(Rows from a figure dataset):
╭──

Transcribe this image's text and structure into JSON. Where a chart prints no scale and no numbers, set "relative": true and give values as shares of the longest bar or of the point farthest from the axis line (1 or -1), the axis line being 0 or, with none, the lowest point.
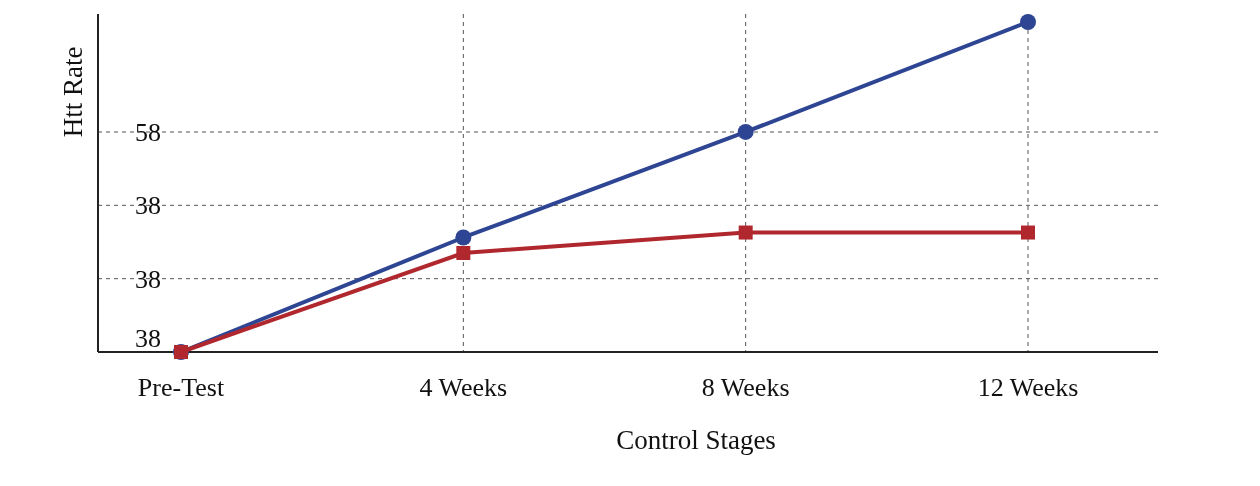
{
  "chart_data": {
    "type": "line",
    "xlabel": "Control Stages",
    "ylabel": "Htt Rate",
    "relative": true,
    "categories": [
      "Pre-Test",
      "4 Weeks",
      "8 Weeks",
      "12 Weeks"
    ],
    "series": [
      {
        "color": "#2e4593",
        "values": [
          0,
          0.347,
          0.667,
          1
        ],
        "marker": "circle"
      },
      {
        "color": "#b0282e",
        "values": [
          0,
          0.3,
          0.362,
          0.362
        ],
        "marker": "square"
      }
    ],
    "annotations": [
      "38",
      "38",
      "38",
      "58"
    ],
    "grid": true,
    "line_style": "solid"
  }
}
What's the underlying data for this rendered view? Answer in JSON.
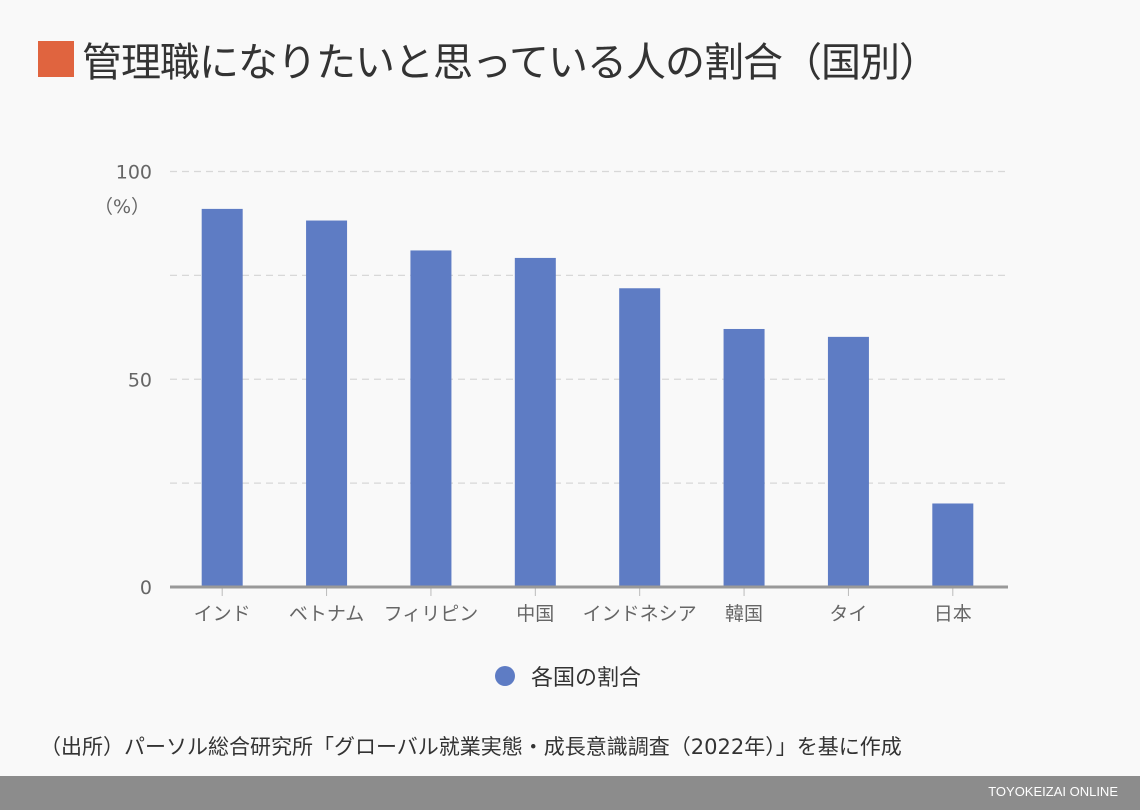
{
  "title": "管理職になりたいと思っている人の割合（国別）",
  "source": "（出所）パーソル総合研究所「グローバル就業実態・成長意識調査（2022年）」を基に作成",
  "footer": "TOYOKEIZAI ONLINE",
  "colors": {
    "bar": "#5e7cc4",
    "title_square": "#e0643f"
  },
  "chart_data": {
    "type": "bar",
    "title": "管理職になりたいと思っている人の割合（国別）",
    "categories": [
      "インド",
      "ベトナム",
      "フィリピン",
      "中国",
      "インドネシア",
      "韓国",
      "タイ",
      "日本"
    ],
    "series": [
      {
        "name": "各国の割合",
        "values": [
          91.0,
          88.2,
          81.0,
          79.2,
          71.9,
          62.1,
          60.2,
          20.1
        ]
      }
    ],
    "ylabel": "（%）",
    "ylim": [
      0,
      100
    ],
    "yticks": [
      "0",
      "50",
      "100"
    ],
    "grid": true,
    "legend": "bottom"
  }
}
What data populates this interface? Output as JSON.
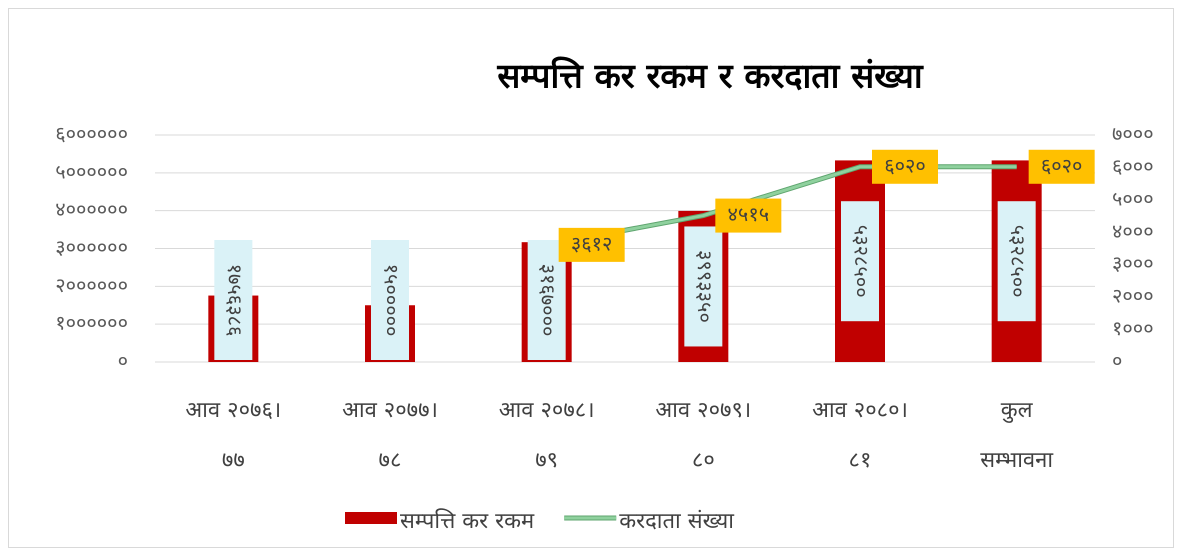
{
  "chart_data": {
    "type": "bar_line",
    "title": "सम्पत्ति कर रकम र करदाता संख्या",
    "categories": [
      "आव २०७६।७७",
      "आव २०७७।७८",
      "आव २०७८।७९",
      "आव २०७९।८०",
      "आव २०८०।८१",
      "कुल सम्भावना"
    ],
    "series": [
      {
        "name": "सम्पत्ति कर रकम",
        "color": "#c00000",
        "type": "bar",
        "values": [
          1756386,
          1500000,
          3167000,
          3993350,
          5328500,
          5328500
        ],
        "value_labels": [
          "१७५६३८६",
          "१५०००००",
          "३१६७०००",
          "३९९३३५०",
          "५३२८५००",
          "५३२८५००"
        ]
      },
      {
        "name": "करदाता संख्या",
        "color": "#8fd19e",
        "type": "line",
        "axis": "y2",
        "values": [
          null,
          null,
          3612,
          4515,
          6020,
          6020
        ],
        "value_labels": [
          null,
          null,
          "३६१२",
          "४५१५",
          "६०२०",
          "६०२०"
        ]
      }
    ],
    "ylim": [
      0,
      6000000
    ],
    "yticks": [
      {
        "value": 0,
        "label": "०"
      },
      {
        "value": 1000000,
        "label": "१००००००"
      },
      {
        "value": 2000000,
        "label": "२००००००"
      },
      {
        "value": 3000000,
        "label": "३००००००"
      },
      {
        "value": 4000000,
        "label": "४००००००"
      },
      {
        "value": 5000000,
        "label": "५००००००"
      },
      {
        "value": 6000000,
        "label": "६००००००"
      }
    ],
    "y2lim": [
      0,
      7000
    ],
    "y2ticks": [
      {
        "value": 0,
        "label": "०"
      },
      {
        "value": 1000,
        "label": "१०००"
      },
      {
        "value": 2000,
        "label": "२०००"
      },
      {
        "value": 3000,
        "label": "३०००"
      },
      {
        "value": 4000,
        "label": "४०००"
      },
      {
        "value": 5000,
        "label": "५०००"
      },
      {
        "value": 6000,
        "label": "६०००"
      },
      {
        "value": 7000,
        "label": "७०००"
      }
    ],
    "grid": true,
    "legend": "bottom"
  }
}
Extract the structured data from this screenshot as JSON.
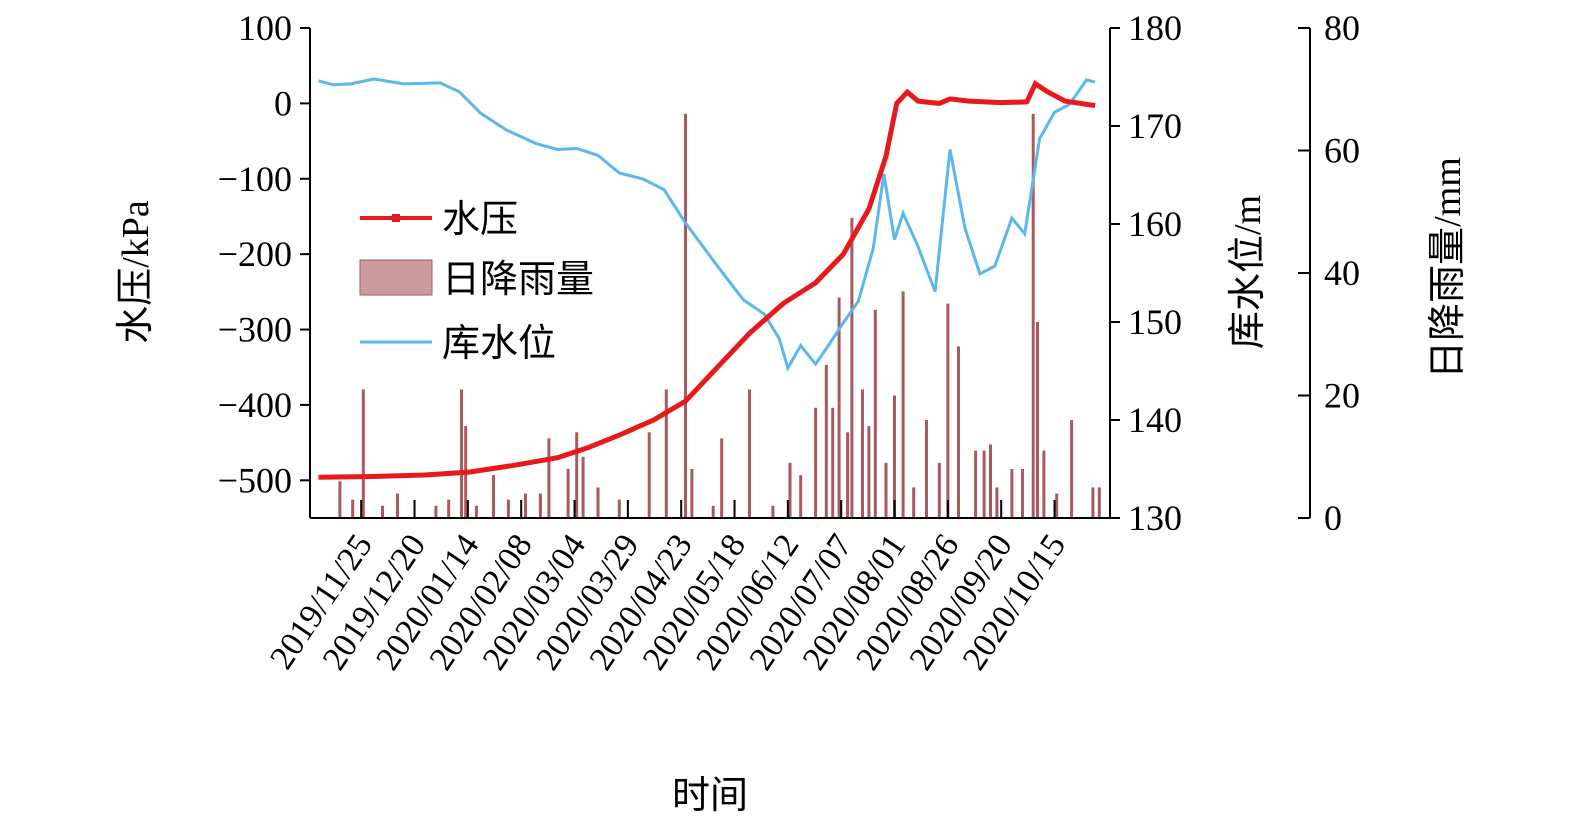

╰──

(WORK TO BE COMPLETED): Every line of the data should be copied as it stands, without the images.

(FULL RESPONSE):
Transcribe this image's text and structure into JSON. Where a chart prints no scale and no numbers, set "relative": true and give values as shares of the longest bar or of the point farthest from the axis line (1 or -1), the axis line being 0 or, with none, the lowest point.
{
  "chart_data": {
    "type": "line",
    "xlabel": "Control Stages",
    "ylabel": "Htt Rate",
    "relative": true,
    "categories": [
      "Pre-Test",
      "4 Weeks",
      "8 Weeks",
      "12 Weeks"
    ],
    "series": [
      {
        "color": "#2e4593",
        "values": [
          0,
          0.347,
          0.667,
          1
        ],
        "marker": "circle"
      },
      {
        "color": "#b0282e",
        "values": [
          0,
          0.3,
          0.362,
          0.362
        ],
        "marker": "square"
      }
    ],
    "annotations": [
      "38",
      "38",
      "38",
      "58"
    ],
    "grid": true,
    "line_style": "solid"
  }
}
What's the underlying data for this rendered view? Answer in JSON.
{
  "title": "管理職になりたいと思っている人の割合（国別）",
  "source": "（出所）パーソル総合研究所「グローバル就業実態・成長意識調査（2022年）」を基に作成",
  "footer": "TOYOKEIZAI ONLINE",
  "colors": {
    "bar": "#5e7cc4",
    "title_square": "#e0643f"
  },
  "chart_data": {
    "type": "bar",
    "title": "管理職になりたいと思っている人の割合（国別）",
    "categories": [
      "インド",
      "ベトナム",
      "フィリピン",
      "中国",
      "インドネシア",
      "韓国",
      "タイ",
      "日本"
    ],
    "series": [
      {
        "name": "各国の割合",
        "values": [
          91.0,
          88.2,
          81.0,
          79.2,
          71.9,
          62.1,
          60.2,
          20.1
        ]
      }
    ],
    "ylabel": "（%）",
    "ylim": [
      0,
      100
    ],
    "yticks": [
      "0",
      "50",
      "100"
    ],
    "grid": true,
    "legend": "bottom"
  }
}
What data populates this interface? Output as JSON.
{
  "chart_data": {
    "type": "bar_line",
    "title": "सम्पत्ति कर रकम र करदाता संख्या",
    "categories": [
      "आव २०७६।७७",
      "आव २०७७।७८",
      "आव २०७८।७९",
      "आव २०७९।८०",
      "आव २०८०।८१",
      "कुल सम्भावना"
    ],
    "series": [
      {
        "name": "सम्पत्ति कर रकम",
        "color": "#c00000",
        "type": "bar",
        "values": [
          1756386,
          1500000,
          3167000,
          3993350,
          5328500,
          5328500
        ],
        "value_labels": [
          "१७५६३८६",
          "१५०००००",
          "३१६७०००",
          "३९९३३५०",
          "५३२८५००",
          "५३२८५००"
        ]
      },
      {
        "name": "करदाता संख्या",
        "color": "#8fd19e",
        "type": "line",
        "axis": "y2",
        "values": [
          null,
          null,
          3612,
          4515,
          6020,
          6020
        ],
        "value_labels": [
          null,
          null,
          "३६१२",
          "४५१५",
          "६०२०",
          "६०२०"
        ]
      }
    ],
    "ylim": [
      0,
      6000000
    ],
    "yticks": [
      {
        "value": 0,
        "label": "०"
      },
      {
        "value": 1000000,
        "label": "१००००००"
      },
      {
        "value": 2000000,
        "label": "२००००००"
      },
      {
        "value": 3000000,
        "label": "३००००००"
      },
      {
        "value": 4000000,
        "label": "४००००००"
      },
      {
        "value": 5000000,
        "label": "५००००००"
      },
      {
        "value": 6000000,
        "label": "६००००००"
      }
    ],
    "y2lim": [
      0,
      7000
    ],
    "y2ticks": [
      {
        "value": 0,
        "label": "०"
      },
      {
        "value": 1000,
        "label": "१०००"
      },
      {
        "value": 2000,
        "label": "२०००"
      },
      {
        "value": 3000,
        "label": "३०००"
      },
      {
        "value": 4000,
        "label": "४०००"
      },
      {
        "value": 5000,
        "label": "५०००"
      },
      {
        "value": 6000,
        "label": "६०००"
      },
      {
        "value": 7000,
        "label": "७०००"
      }
    ],
    "grid": true,
    "legend": "bottom"
  }
}
Extract the structured data from this screenshot as JSON.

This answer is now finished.